»»
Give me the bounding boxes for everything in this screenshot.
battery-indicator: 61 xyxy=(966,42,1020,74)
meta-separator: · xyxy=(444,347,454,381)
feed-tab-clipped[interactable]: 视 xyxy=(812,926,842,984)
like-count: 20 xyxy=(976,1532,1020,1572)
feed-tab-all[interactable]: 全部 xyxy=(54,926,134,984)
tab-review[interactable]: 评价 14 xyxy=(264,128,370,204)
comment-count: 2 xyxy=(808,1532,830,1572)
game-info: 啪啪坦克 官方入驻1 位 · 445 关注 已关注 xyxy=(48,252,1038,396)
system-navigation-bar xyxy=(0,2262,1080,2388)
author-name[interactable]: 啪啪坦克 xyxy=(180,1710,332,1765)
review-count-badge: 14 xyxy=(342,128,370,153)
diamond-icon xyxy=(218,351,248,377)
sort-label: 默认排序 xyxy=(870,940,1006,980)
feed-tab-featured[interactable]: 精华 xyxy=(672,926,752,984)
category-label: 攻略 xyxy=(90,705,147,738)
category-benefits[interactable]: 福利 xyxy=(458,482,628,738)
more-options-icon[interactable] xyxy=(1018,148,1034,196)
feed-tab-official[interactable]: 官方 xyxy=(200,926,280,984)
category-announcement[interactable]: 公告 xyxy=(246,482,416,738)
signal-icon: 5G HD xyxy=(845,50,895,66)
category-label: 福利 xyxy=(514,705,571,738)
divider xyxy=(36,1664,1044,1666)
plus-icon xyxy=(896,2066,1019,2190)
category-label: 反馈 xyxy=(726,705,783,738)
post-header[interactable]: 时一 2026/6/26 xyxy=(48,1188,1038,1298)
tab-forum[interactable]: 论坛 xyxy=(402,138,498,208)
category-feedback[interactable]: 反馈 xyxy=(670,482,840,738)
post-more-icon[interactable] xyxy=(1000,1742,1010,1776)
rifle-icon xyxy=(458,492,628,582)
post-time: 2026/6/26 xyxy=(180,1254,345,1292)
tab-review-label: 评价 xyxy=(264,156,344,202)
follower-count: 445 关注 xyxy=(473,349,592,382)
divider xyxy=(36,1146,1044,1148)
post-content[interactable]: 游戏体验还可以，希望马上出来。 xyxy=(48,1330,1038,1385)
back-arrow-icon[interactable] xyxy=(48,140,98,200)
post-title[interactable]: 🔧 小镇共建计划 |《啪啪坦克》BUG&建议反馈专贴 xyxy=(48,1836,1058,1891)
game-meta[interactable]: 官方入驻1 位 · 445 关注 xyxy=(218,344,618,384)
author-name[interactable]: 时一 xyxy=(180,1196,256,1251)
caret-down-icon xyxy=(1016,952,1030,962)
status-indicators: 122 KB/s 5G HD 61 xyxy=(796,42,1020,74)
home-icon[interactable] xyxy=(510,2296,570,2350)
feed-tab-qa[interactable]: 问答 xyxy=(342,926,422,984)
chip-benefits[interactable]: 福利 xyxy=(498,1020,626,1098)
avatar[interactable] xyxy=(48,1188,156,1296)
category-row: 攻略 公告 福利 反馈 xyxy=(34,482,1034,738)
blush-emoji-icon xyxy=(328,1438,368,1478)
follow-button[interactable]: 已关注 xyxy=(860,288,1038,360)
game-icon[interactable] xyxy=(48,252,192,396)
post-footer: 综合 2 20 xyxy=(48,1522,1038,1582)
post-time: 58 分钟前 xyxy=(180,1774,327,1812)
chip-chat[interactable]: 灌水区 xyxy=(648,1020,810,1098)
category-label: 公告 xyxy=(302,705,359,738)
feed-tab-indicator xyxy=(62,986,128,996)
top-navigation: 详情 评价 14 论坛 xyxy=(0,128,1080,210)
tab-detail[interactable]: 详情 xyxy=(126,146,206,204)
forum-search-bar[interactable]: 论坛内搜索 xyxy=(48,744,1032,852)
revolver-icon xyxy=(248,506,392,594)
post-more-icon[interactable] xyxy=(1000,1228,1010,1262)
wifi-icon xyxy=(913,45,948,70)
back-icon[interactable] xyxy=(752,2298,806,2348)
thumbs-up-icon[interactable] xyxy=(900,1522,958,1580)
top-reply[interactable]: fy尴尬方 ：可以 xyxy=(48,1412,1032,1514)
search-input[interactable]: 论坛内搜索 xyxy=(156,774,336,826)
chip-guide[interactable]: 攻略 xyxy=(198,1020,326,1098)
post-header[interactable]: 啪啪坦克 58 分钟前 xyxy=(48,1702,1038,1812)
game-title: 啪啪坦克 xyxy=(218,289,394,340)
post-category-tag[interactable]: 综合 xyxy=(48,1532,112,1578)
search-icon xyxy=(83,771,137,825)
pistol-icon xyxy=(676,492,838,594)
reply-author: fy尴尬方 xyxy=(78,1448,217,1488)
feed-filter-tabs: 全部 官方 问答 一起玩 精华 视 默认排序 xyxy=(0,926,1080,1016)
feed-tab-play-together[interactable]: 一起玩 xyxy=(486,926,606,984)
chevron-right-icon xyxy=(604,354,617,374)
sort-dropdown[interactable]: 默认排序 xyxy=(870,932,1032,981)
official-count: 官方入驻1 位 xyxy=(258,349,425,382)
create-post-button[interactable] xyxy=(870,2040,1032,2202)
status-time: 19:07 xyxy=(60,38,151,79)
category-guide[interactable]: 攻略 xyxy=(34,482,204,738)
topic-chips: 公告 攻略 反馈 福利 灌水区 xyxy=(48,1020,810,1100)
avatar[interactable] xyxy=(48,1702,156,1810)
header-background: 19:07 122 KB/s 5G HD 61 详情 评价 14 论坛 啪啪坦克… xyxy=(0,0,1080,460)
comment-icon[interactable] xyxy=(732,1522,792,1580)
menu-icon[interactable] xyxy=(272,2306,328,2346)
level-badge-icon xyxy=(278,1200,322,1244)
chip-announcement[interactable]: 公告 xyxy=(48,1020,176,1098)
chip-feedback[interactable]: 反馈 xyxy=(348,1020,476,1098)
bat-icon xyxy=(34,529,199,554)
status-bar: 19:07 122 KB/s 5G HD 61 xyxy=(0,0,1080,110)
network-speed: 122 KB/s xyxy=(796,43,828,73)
««
### PROBLEM:
Can you output all of the rows above again, unchanged character for character and in their original order?

### REPLY TO THE EXERCISE:
Give me the bounding boxes for everything in this screenshot.
battery-indicator: 61 xyxy=(966,42,1020,74)
meta-separator: · xyxy=(444,347,454,381)
feed-tab-clipped[interactable]: 视 xyxy=(812,926,842,984)
like-count: 20 xyxy=(976,1532,1020,1572)
feed-tab-all[interactable]: 全部 xyxy=(54,926,134,984)
tab-review[interactable]: 评价 14 xyxy=(264,128,370,204)
comment-count: 2 xyxy=(808,1532,830,1572)
game-info: 啪啪坦克 官方入驻1 位 · 445 关注 已关注 xyxy=(48,252,1038,396)
system-navigation-bar xyxy=(0,2262,1080,2388)
author-name[interactable]: 啪啪坦克 xyxy=(180,1710,332,1765)
review-count-badge: 14 xyxy=(342,128,370,153)
diamond-icon xyxy=(218,351,248,377)
sort-label: 默认排序 xyxy=(870,940,1006,980)
feed-tab-featured[interactable]: 精华 xyxy=(672,926,752,984)
category-label: 攻略 xyxy=(90,705,147,738)
category-benefits[interactable]: 福利 xyxy=(458,482,628,738)
more-options-icon[interactable] xyxy=(1018,148,1034,196)
feed-tab-official[interactable]: 官方 xyxy=(200,926,280,984)
category-announcement[interactable]: 公告 xyxy=(246,482,416,738)
signal-icon: 5G HD xyxy=(845,50,895,66)
category-label: 福利 xyxy=(514,705,571,738)
divider xyxy=(36,1664,1044,1666)
plus-icon xyxy=(896,2066,1019,2190)
category-label: 反馈 xyxy=(726,705,783,738)
post-header[interactable]: 时一 2026/6/26 xyxy=(48,1188,1038,1298)
tab-forum[interactable]: 论坛 xyxy=(402,138,498,208)
category-feedback[interactable]: 反馈 xyxy=(670,482,840,738)
post-more-icon[interactable] xyxy=(1000,1742,1010,1776)
rifle-icon xyxy=(458,492,628,582)
post-time: 2026/6/26 xyxy=(180,1254,345,1292)
tab-review-label: 评价 xyxy=(264,156,344,202)
follower-count: 445 关注 xyxy=(473,349,592,382)
divider xyxy=(36,1146,1044,1148)
post-content[interactable]: 游戏体验还可以，希望马上出来。 xyxy=(48,1330,1038,1385)
back-arrow-icon[interactable] xyxy=(48,140,98,200)
post-title[interactable]: 🔧 小镇共建计划 |《啪啪坦克》BUG&建议反馈专贴 xyxy=(48,1836,1058,1891)
game-meta[interactable]: 官方入驻1 位 · 445 关注 xyxy=(218,344,618,384)
author-name[interactable]: 时一 xyxy=(180,1196,256,1251)
caret-down-icon xyxy=(1016,952,1030,962)
status-indicators: 122 KB/s 5G HD 61 xyxy=(796,42,1020,74)
home-icon[interactable] xyxy=(510,2296,570,2350)
feed-tab-qa[interactable]: 问答 xyxy=(342,926,422,984)
chip-benefits[interactable]: 福利 xyxy=(498,1020,626,1098)
avatar[interactable] xyxy=(48,1188,156,1296)
category-row: 攻略 公告 福利 反馈 xyxy=(34,482,1034,738)
blush-emoji-icon xyxy=(328,1438,368,1478)
follow-button[interactable]: 已关注 xyxy=(860,288,1038,360)
game-icon[interactable] xyxy=(48,252,192,396)
post-footer: 综合 2 20 xyxy=(48,1522,1038,1582)
post-time: 58 分钟前 xyxy=(180,1774,327,1812)
chip-chat[interactable]: 灌水区 xyxy=(648,1020,810,1098)
category-label: 公告 xyxy=(302,705,359,738)
feed-tab-indicator xyxy=(62,986,128,996)
top-navigation: 详情 评价 14 论坛 xyxy=(0,128,1080,210)
tab-detail[interactable]: 详情 xyxy=(126,146,206,204)
forum-search-bar[interactable]: 论坛内搜索 xyxy=(48,744,1032,852)
revolver-icon xyxy=(248,506,392,594)
post-more-icon[interactable] xyxy=(1000,1228,1010,1262)
wifi-icon xyxy=(913,45,948,70)
back-icon[interactable] xyxy=(752,2298,806,2348)
thumbs-up-icon[interactable] xyxy=(900,1522,958,1580)
top-reply[interactable]: fy尴尬方 ：可以 xyxy=(48,1412,1032,1514)
search-input[interactable]: 论坛内搜索 xyxy=(156,774,336,826)
chip-guide[interactable]: 攻略 xyxy=(198,1020,326,1098)
post-header[interactable]: 啪啪坦克 58 分钟前 xyxy=(48,1702,1038,1812)
game-title: 啪啪坦克 xyxy=(218,289,394,340)
post-category-tag[interactable]: 综合 xyxy=(48,1532,112,1578)
search-icon xyxy=(83,771,137,825)
pistol-icon xyxy=(676,492,838,594)
reply-author: fy尴尬方 xyxy=(78,1448,217,1488)
feed-filter-tabs: 全部 官方 问答 一起玩 精华 视 默认排序 xyxy=(0,926,1080,1016)
feed-tab-play-together[interactable]: 一起玩 xyxy=(486,926,606,984)
chevron-right-icon xyxy=(604,354,617,374)
sort-dropdown[interactable]: 默认排序 xyxy=(870,932,1032,981)
official-count: 官方入驻1 位 xyxy=(258,349,425,382)
create-post-button[interactable] xyxy=(870,2040,1032,2202)
status-time: 19:07 xyxy=(60,38,151,79)
category-guide[interactable]: 攻略 xyxy=(34,482,204,738)
topic-chips: 公告 攻略 反馈 福利 灌水区 xyxy=(48,1020,810,1100)
avatar[interactable] xyxy=(48,1702,156,1810)
header-background: 19:07 122 KB/s 5G HD 61 详情 评价 14 论坛 啪啪坦克… xyxy=(0,0,1080,460)
comment-icon[interactable] xyxy=(732,1522,792,1580)
menu-icon[interactable] xyxy=(272,2306,328,2346)
level-badge-icon xyxy=(278,1200,322,1244)
chip-announcement[interactable]: 公告 xyxy=(48,1020,176,1098)
chip-feedback[interactable]: 反馈 xyxy=(348,1020,476,1098)
bat-icon xyxy=(34,529,199,554)
status-bar: 19:07 122 KB/s 5G HD 61 xyxy=(0,0,1080,110)
network-speed: 122 KB/s xyxy=(796,43,828,73)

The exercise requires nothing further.